Set problem -> Each line containing the word "quantum" needs to be copied.

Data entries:
-=-=-=-=-

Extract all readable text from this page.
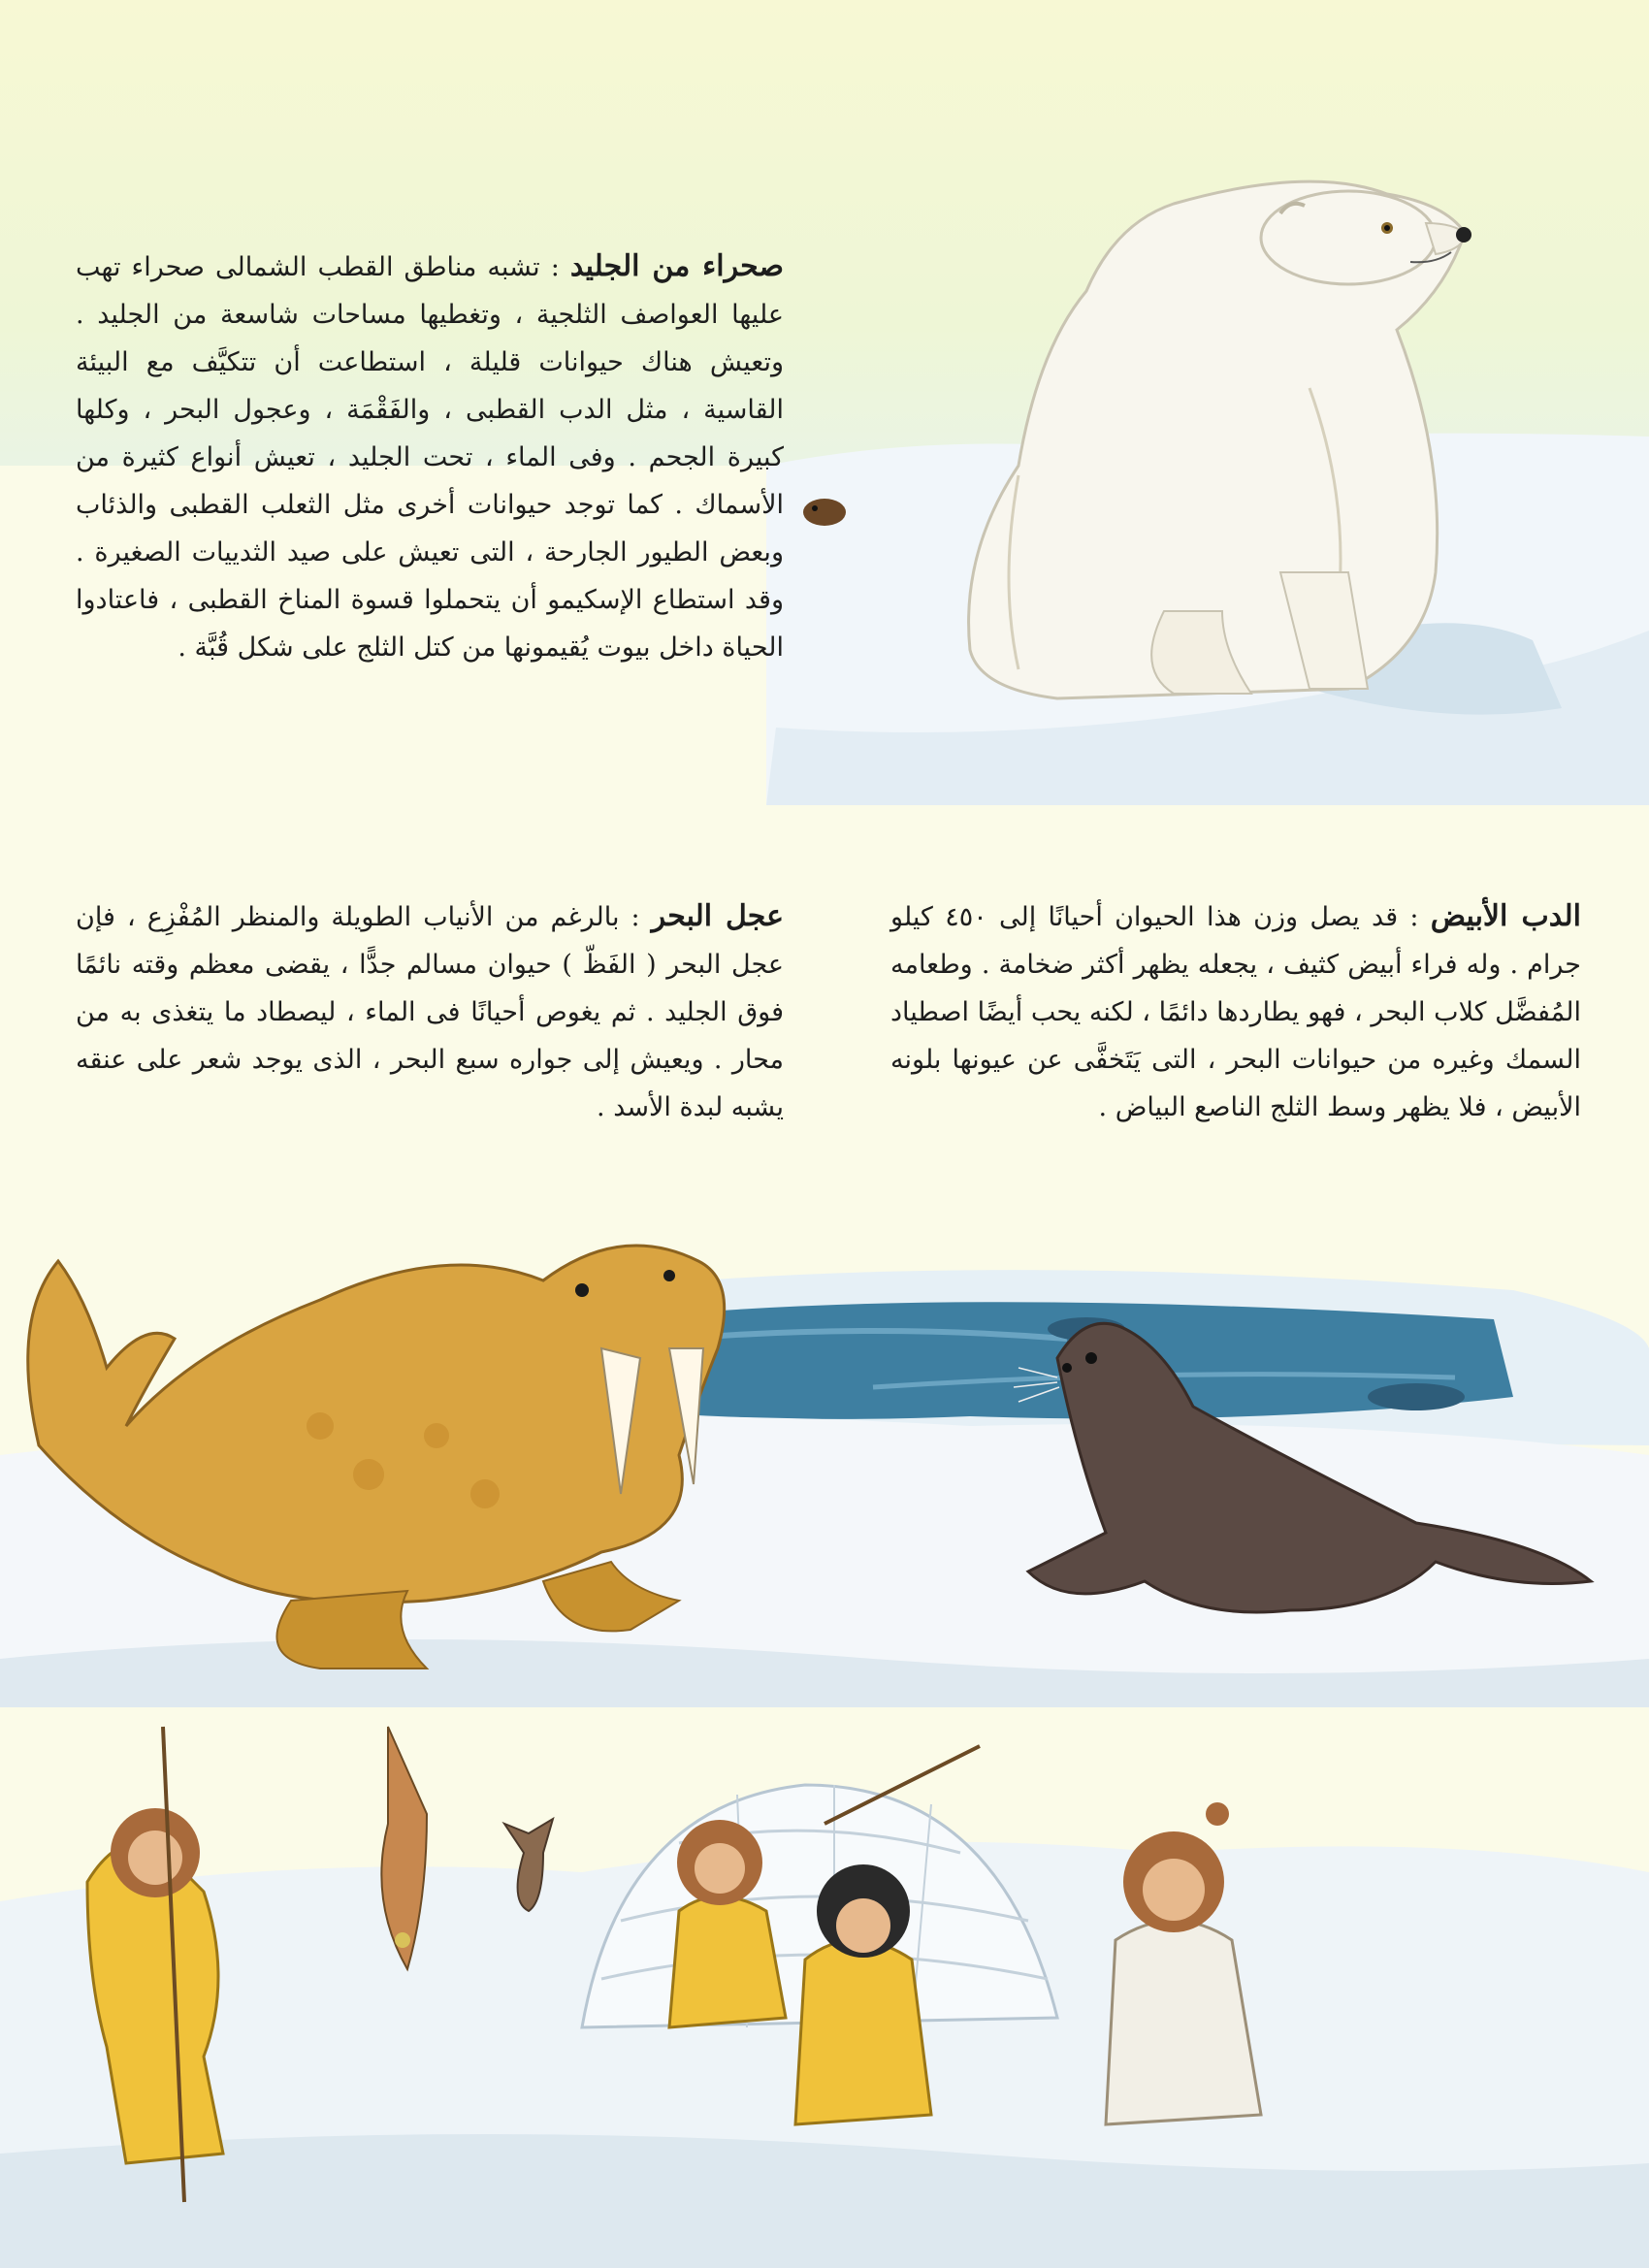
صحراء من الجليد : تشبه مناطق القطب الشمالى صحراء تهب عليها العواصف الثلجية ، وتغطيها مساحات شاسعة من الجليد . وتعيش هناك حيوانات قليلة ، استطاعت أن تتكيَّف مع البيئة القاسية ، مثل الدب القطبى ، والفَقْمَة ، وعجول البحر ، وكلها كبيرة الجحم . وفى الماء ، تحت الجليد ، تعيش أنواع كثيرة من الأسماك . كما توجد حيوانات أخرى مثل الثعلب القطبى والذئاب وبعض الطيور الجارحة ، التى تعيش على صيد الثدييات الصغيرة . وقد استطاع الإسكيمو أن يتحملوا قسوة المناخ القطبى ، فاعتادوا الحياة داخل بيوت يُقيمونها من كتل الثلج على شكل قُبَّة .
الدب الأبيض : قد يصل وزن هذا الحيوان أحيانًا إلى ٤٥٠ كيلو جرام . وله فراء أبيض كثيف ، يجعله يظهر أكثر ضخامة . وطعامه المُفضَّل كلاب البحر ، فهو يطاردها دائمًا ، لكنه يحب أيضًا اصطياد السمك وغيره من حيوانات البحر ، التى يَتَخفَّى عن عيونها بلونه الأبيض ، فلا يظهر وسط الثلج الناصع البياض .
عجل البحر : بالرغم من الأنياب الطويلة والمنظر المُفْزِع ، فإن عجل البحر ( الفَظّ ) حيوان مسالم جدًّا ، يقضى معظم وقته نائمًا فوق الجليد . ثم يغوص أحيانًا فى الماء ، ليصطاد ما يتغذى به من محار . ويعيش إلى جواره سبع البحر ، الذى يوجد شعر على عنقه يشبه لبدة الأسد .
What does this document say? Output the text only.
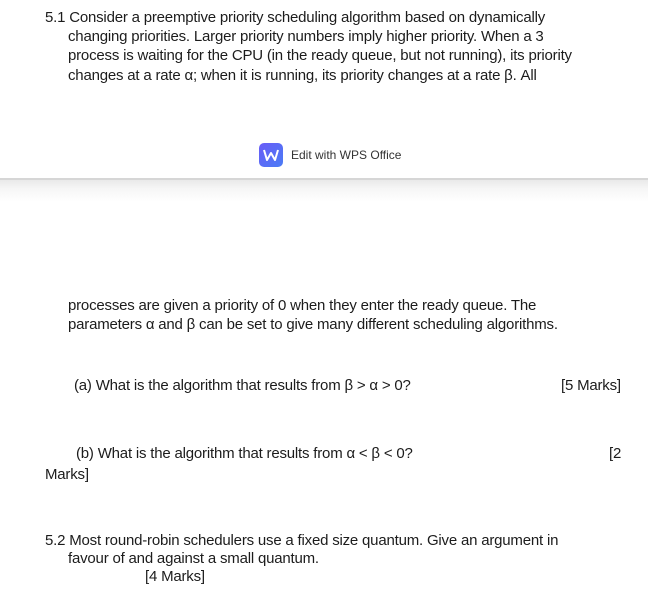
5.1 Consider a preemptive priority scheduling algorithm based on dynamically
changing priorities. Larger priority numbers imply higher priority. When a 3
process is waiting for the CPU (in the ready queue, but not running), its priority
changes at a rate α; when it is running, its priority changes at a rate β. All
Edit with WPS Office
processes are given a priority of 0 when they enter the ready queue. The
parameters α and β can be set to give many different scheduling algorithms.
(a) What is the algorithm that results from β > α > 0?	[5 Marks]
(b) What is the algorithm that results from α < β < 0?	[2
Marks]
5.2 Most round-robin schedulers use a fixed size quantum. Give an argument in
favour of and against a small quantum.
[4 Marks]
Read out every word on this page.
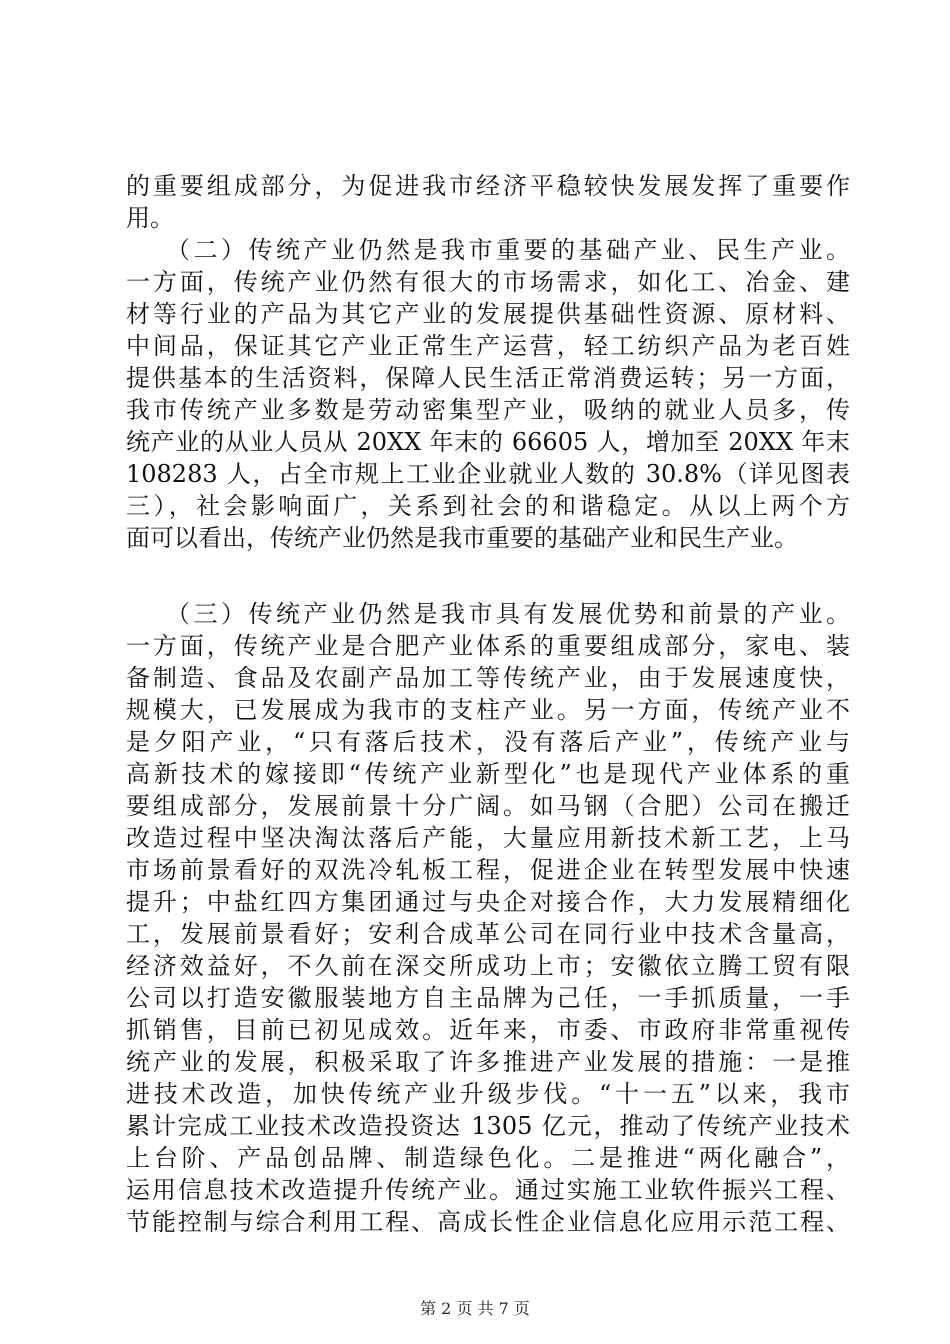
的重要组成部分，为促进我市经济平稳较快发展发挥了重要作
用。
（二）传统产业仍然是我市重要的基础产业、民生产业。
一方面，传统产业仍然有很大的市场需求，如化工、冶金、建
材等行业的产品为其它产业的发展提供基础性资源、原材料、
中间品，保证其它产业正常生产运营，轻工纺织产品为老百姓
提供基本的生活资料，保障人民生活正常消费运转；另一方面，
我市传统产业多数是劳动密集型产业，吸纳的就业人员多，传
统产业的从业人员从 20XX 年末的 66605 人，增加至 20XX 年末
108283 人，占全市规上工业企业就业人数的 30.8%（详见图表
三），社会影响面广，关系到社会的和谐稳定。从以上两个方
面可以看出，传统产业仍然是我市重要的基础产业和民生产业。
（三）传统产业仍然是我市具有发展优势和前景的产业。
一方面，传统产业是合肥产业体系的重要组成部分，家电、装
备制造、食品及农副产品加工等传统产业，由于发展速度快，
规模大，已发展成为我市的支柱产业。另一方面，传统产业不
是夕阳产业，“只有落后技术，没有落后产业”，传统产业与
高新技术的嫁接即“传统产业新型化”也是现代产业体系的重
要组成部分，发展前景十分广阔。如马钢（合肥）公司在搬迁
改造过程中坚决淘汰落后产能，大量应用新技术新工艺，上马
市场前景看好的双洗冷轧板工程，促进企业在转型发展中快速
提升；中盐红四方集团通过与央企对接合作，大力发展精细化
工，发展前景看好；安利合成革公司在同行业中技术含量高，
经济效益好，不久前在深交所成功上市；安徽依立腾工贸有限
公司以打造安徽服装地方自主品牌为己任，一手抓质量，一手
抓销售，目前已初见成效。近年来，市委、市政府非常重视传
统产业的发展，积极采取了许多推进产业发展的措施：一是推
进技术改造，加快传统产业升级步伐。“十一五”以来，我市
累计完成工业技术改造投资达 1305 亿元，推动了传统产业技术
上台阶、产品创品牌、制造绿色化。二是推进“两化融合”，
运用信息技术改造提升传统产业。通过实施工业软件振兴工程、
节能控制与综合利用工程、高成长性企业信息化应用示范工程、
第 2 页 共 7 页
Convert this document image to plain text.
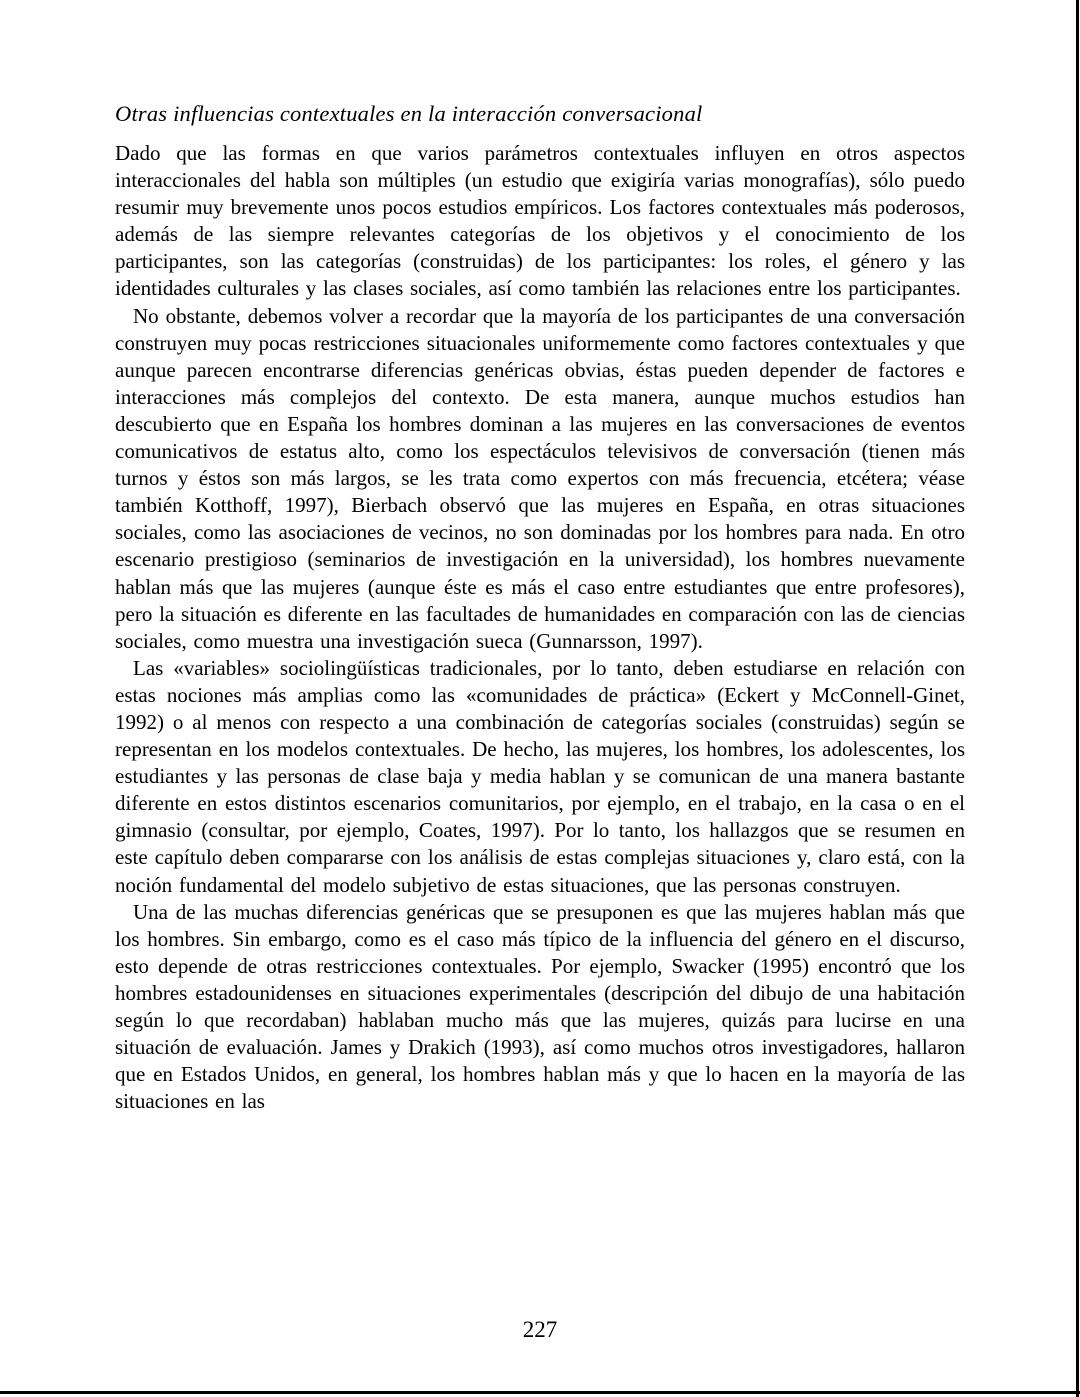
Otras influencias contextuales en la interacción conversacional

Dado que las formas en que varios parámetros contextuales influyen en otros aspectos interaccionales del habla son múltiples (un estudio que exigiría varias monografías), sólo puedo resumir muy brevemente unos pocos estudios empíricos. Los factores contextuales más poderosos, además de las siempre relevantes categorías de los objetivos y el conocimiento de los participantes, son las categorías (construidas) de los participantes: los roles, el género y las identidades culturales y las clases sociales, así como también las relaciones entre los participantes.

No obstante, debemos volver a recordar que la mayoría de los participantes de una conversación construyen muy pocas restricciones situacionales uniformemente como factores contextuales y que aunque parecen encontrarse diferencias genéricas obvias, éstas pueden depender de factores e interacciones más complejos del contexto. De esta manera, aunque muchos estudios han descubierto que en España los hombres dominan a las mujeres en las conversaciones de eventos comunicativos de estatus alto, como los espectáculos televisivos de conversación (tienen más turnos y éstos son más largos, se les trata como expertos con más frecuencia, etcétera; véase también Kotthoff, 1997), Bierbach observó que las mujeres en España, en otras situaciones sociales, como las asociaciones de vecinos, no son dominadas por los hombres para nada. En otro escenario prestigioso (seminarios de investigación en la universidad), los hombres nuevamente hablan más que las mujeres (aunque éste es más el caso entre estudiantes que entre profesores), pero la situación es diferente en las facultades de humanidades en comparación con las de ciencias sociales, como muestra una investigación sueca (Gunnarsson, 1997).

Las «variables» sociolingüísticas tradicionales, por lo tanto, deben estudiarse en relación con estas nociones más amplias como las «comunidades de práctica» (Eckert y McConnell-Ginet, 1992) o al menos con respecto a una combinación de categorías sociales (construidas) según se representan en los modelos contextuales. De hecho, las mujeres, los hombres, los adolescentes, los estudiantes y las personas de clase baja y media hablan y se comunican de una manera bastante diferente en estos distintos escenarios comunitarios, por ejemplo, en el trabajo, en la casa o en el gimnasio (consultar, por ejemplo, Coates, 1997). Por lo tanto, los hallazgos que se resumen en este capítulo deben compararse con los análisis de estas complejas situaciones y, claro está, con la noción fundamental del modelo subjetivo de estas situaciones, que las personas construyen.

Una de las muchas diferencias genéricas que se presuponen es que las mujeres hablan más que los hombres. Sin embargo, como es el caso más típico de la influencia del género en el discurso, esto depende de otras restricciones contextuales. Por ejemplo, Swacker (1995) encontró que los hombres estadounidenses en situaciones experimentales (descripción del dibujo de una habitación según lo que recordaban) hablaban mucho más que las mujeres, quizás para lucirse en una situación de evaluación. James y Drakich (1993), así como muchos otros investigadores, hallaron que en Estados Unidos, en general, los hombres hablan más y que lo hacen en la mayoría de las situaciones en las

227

-=-=-=-=-

Response for this exercise ->
5.2 Most round-robin schedulers use a fixed size quantum. Give an argument in
favour of and against a small quantum.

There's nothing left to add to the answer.